According to the article on value-oriented fund managers, what is Fairholme fund named for?

## start Extract provided

R.I.P., Bill Miller (Legg Mason Opportunity fund, -59% for 2008 through October 30). And Mason Hawkins (Longleaf Partners, -47%), Bill Nygren (Oakmark Select, -36%), Chris Davis and Ken Feinberg (Selected American Shares, -36%), Ron Muhlenkamp (-37%) and the guys and gals at Dodge & Cox Stock (-41%).
They were the cream of the crop of value-oriented investors, and they all got creamed this year. Turns out that too many of the stocks they deemed undervalued were actually overvalued. Miller, for instance, rode Freddie Mac all the way down. Nygren was too smitten with Washington Mutual. Davis held on too long to Merrill Lynch and AIG. Muhlenkamp's portfolio at last look was loaded with energy stocks about to deflate.
Yes, some of these Former Genius Investors will come roaring back when the current unpleasantness ends. Nothing would please me more. But it's also true that as elements of the investment landscape change, some prominent investors believe their press clippings a bit too much and lose their touch. Now they have to get it back.
Do you remember Rod Linafelter? He was Bill Berger's protégé, and Berger credited him with propelling Berger One Hundred fund to an 88% gain in 1991. Trouble was, what worked for Linafelter in 1991 didn't work in subsequent years. He finally left to sell shoes in Las Vegas, and Berger One Hundred faded into the woodwork of the Janus fund family.
Who among the fund managers today still has the touch? I'm going to name three whose reputations for deft investing survived the crushing Panic of 2008. The first is Bruce Berkowitz, a name that has appeared a lot in the past year on Kiplinger.com and the pages of Kiplinger's Personal Finance. To give you an idea of his sense of humor, Fairholme fund (symbol FAIRX) is named for the street in London where his family lived two decades ago.
Now working out of Miami, Berkowitz is the rarest of value investors -- one who resisted the siren song of the banking stocks. He simply concluded several years ago that bank finances were black boxes that neither he nor the bankers themselves understood, and he avoided them. "Companies thought that by slicing, dicing, securitizing, they were getting rid of the risk, but they weren't," he says. "It always comes back."
Right now, he is "selling what is cheap to buy what is cheaper." He's bothered a bit that the stock market's downdraft in October took Fairholme from almost break-even in 2008 to a total return of -30% in about the blink of an eye. On the bright side, "This has been a bargain hunter's dream," he says. "This is when you make your money. But you don't know it at the time, and sometimes you feel like an idiot." As of October 30, Fairholme was down 24.8% for the year.

## end Extract provided
## start Supplied data

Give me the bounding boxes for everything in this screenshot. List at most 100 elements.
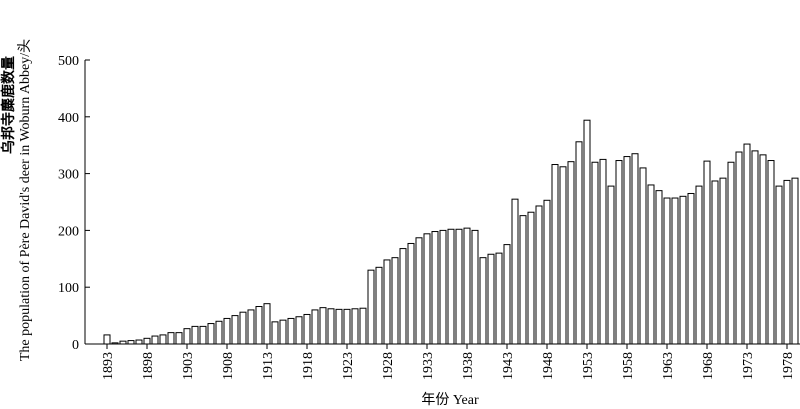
bar xyxy=(127,340,135,345)
bar xyxy=(663,197,671,345)
bar xyxy=(271,321,279,345)
bar xyxy=(559,166,567,345)
bar xyxy=(607,185,615,345)
bar xyxy=(679,195,687,345)
bar xyxy=(511,198,519,345)
bar xyxy=(775,185,783,345)
bar xyxy=(119,340,127,345)
y-axis-label-cn: 乌邦寺麋鹿数量 xyxy=(0,56,17,154)
bar xyxy=(223,317,231,345)
x-tick-label: 1898 xyxy=(141,352,156,380)
bar xyxy=(575,141,583,345)
bar xyxy=(583,119,591,345)
x-tick-label: 1963 xyxy=(661,352,676,380)
bar xyxy=(431,231,439,345)
bar xyxy=(423,233,431,345)
bar xyxy=(263,303,271,345)
bar xyxy=(351,308,359,345)
bar xyxy=(303,313,311,345)
y-tick-label: 0 xyxy=(72,338,79,353)
y-axis-label: The population of Père David's deer in W… xyxy=(17,39,33,361)
x-tick-label: 1913 xyxy=(261,352,276,380)
bar xyxy=(175,332,183,345)
y-tick-label: 300 xyxy=(58,168,79,183)
bar xyxy=(159,334,167,345)
bar xyxy=(783,179,791,345)
bar xyxy=(727,161,735,345)
x-tick-label: 1928 xyxy=(381,352,396,380)
x-tick-label: 1938 xyxy=(461,352,476,380)
bar xyxy=(439,229,447,345)
bar xyxy=(287,317,295,345)
bar xyxy=(199,325,207,345)
bar xyxy=(695,185,703,345)
bar xyxy=(399,248,407,345)
x-tick-label: 1958 xyxy=(621,352,636,380)
bar xyxy=(415,237,423,345)
bar xyxy=(335,308,343,345)
bar xyxy=(623,156,631,345)
bar xyxy=(543,199,551,345)
bar xyxy=(519,215,527,345)
bar xyxy=(391,257,399,345)
bar xyxy=(503,244,511,345)
bar xyxy=(751,150,759,345)
bar xyxy=(167,332,175,345)
bar xyxy=(239,311,247,345)
bar xyxy=(599,158,607,345)
bar xyxy=(151,335,159,345)
bar xyxy=(111,342,119,345)
x-tick-label: 1968 xyxy=(701,352,716,380)
y-tick-label: 100 xyxy=(58,281,79,296)
bar xyxy=(359,307,367,345)
bar xyxy=(631,153,639,345)
x-tick-label: 1903 xyxy=(181,352,196,380)
bar xyxy=(471,229,479,345)
bar xyxy=(711,180,719,345)
bar xyxy=(231,315,239,345)
bar xyxy=(279,319,287,345)
y-tick-label: 500 xyxy=(58,54,79,69)
bar xyxy=(615,160,623,345)
y-tick-label: 400 xyxy=(58,111,79,126)
bar xyxy=(735,151,743,345)
bar xyxy=(215,320,223,345)
bar xyxy=(647,184,655,345)
bar xyxy=(311,309,319,345)
x-tick-label: 1918 xyxy=(301,352,316,380)
bar xyxy=(655,190,663,345)
bar xyxy=(103,334,111,345)
bar xyxy=(639,167,647,345)
bar xyxy=(367,269,375,345)
bar xyxy=(183,328,191,345)
bar xyxy=(447,228,455,345)
y-tick-label: 200 xyxy=(58,224,79,239)
bar xyxy=(551,164,559,345)
x-tick-label: 1908 xyxy=(221,352,236,380)
bar xyxy=(375,266,383,345)
bar xyxy=(247,309,255,345)
bar xyxy=(135,339,143,345)
bar xyxy=(207,323,215,345)
bar xyxy=(255,306,263,345)
bar xyxy=(319,307,327,345)
bar xyxy=(343,308,351,345)
x-axis-label: 年份 Year xyxy=(421,392,479,408)
bar xyxy=(535,205,543,345)
bar xyxy=(687,192,695,345)
bar xyxy=(719,177,727,345)
bar xyxy=(407,242,415,345)
bar xyxy=(487,253,495,345)
bar xyxy=(295,316,303,345)
bar xyxy=(527,211,535,345)
x-tick-label: 1978 xyxy=(781,352,796,380)
bar xyxy=(743,143,751,345)
bar xyxy=(767,160,775,345)
x-tick-label: 1973 xyxy=(741,352,756,380)
bar xyxy=(143,337,151,345)
bar xyxy=(671,197,679,345)
x-tick-label: 1953 xyxy=(581,352,596,380)
bar xyxy=(191,325,199,345)
bar xyxy=(495,252,503,345)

## end Supplied data

Exercise output.
The street in London where Bruce Berkowitz's family lived two decades ago.